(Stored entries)
==============================

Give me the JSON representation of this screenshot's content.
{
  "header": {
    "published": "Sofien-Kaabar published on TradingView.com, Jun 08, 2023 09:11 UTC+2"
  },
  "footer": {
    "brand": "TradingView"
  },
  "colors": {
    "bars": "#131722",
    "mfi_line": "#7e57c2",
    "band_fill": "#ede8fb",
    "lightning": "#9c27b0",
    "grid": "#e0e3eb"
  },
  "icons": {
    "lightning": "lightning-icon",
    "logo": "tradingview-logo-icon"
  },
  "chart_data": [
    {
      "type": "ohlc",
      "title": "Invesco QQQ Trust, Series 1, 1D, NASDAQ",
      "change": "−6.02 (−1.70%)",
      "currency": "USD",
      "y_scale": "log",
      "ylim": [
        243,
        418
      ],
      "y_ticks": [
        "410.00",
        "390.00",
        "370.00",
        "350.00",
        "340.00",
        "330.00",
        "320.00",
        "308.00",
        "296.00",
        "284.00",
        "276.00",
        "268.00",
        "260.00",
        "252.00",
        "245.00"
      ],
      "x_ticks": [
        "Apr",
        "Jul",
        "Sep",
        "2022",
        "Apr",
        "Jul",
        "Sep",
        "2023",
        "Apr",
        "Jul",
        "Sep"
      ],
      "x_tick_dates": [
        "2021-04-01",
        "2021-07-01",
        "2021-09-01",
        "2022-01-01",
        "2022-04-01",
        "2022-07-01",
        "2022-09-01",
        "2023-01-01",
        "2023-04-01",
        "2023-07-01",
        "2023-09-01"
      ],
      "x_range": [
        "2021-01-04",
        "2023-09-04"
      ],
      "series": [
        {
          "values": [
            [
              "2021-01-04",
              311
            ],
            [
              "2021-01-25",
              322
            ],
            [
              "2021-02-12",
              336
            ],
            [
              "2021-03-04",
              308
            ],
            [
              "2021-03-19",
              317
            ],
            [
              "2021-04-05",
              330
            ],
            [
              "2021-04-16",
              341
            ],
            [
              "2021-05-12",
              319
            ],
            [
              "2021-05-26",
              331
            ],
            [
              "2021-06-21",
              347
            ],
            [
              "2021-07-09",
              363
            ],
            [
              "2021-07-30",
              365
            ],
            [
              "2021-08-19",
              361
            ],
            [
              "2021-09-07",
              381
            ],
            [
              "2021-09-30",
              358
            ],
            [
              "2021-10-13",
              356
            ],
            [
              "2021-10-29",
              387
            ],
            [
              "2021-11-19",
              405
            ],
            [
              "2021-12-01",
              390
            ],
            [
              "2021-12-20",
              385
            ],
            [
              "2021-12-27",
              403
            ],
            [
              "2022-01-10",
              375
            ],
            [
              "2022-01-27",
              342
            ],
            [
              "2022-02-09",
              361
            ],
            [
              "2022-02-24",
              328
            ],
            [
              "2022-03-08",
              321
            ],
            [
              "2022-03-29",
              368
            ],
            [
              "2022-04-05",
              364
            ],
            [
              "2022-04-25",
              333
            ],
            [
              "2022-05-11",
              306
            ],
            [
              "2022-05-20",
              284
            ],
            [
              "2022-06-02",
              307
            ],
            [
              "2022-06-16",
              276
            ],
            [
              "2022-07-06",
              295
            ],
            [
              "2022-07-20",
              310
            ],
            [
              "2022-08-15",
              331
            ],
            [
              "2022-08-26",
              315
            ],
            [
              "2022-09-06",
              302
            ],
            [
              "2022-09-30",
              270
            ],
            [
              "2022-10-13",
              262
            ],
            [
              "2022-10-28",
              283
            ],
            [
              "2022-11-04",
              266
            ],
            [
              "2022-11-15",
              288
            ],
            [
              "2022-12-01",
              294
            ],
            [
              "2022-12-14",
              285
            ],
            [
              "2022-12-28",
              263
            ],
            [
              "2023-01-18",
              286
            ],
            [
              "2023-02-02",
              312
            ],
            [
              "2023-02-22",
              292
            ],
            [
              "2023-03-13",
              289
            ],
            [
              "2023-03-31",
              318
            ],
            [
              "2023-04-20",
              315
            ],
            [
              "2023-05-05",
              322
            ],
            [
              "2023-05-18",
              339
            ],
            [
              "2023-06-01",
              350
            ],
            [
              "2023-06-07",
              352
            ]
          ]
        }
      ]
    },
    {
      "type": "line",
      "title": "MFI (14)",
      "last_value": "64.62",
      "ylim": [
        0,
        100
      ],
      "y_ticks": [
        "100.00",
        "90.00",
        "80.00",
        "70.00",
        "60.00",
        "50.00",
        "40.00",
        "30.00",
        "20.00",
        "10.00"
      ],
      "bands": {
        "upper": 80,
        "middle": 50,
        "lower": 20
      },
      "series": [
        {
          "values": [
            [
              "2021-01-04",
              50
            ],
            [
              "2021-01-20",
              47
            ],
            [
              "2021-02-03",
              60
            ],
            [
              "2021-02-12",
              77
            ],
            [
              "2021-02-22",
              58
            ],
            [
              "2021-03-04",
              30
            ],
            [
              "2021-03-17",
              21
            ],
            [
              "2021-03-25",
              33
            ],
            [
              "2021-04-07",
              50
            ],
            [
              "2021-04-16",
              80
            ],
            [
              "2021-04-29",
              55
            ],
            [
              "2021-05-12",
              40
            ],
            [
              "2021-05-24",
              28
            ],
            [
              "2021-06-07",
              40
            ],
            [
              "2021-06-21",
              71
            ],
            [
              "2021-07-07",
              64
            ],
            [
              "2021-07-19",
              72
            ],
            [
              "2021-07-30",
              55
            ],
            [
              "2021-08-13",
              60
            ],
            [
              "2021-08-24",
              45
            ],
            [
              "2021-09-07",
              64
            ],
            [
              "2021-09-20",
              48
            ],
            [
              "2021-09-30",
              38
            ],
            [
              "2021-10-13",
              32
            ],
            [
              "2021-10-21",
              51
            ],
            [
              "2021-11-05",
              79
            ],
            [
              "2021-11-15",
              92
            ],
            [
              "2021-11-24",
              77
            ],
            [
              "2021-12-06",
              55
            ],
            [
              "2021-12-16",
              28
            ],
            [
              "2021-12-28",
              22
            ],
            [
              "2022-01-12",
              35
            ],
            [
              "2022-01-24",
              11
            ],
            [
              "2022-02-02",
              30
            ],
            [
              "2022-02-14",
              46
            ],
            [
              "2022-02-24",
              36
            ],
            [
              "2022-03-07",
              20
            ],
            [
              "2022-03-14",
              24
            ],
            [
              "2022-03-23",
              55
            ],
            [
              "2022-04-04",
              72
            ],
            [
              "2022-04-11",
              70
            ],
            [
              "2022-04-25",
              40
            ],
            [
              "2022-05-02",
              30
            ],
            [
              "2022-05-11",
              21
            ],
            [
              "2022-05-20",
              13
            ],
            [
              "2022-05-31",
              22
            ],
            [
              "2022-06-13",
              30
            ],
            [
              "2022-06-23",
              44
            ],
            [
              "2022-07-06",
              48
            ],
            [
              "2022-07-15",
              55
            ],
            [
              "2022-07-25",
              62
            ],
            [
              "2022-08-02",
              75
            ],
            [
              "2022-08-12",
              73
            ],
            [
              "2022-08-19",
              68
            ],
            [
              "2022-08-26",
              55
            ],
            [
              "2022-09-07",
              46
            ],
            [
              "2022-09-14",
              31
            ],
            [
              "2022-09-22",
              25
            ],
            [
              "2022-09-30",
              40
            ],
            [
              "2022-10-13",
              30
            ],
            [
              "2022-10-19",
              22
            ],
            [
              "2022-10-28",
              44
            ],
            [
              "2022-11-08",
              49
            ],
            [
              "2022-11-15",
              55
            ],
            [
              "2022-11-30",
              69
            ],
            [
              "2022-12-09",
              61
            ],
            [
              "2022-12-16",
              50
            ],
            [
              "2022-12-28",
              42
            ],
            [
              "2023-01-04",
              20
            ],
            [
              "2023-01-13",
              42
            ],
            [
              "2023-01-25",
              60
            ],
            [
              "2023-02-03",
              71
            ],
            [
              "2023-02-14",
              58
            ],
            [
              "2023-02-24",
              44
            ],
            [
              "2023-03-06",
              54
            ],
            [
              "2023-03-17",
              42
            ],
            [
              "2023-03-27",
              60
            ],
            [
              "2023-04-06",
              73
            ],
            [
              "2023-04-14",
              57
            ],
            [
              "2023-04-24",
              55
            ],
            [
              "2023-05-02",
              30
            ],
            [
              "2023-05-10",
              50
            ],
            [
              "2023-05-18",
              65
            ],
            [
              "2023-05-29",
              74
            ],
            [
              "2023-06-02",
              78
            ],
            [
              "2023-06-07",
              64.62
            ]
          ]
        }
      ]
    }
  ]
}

==============================

▶ **What you will do**: Across the preceding material, how many lines contain the word "title"? State the number alone.

▶ **The result**: 2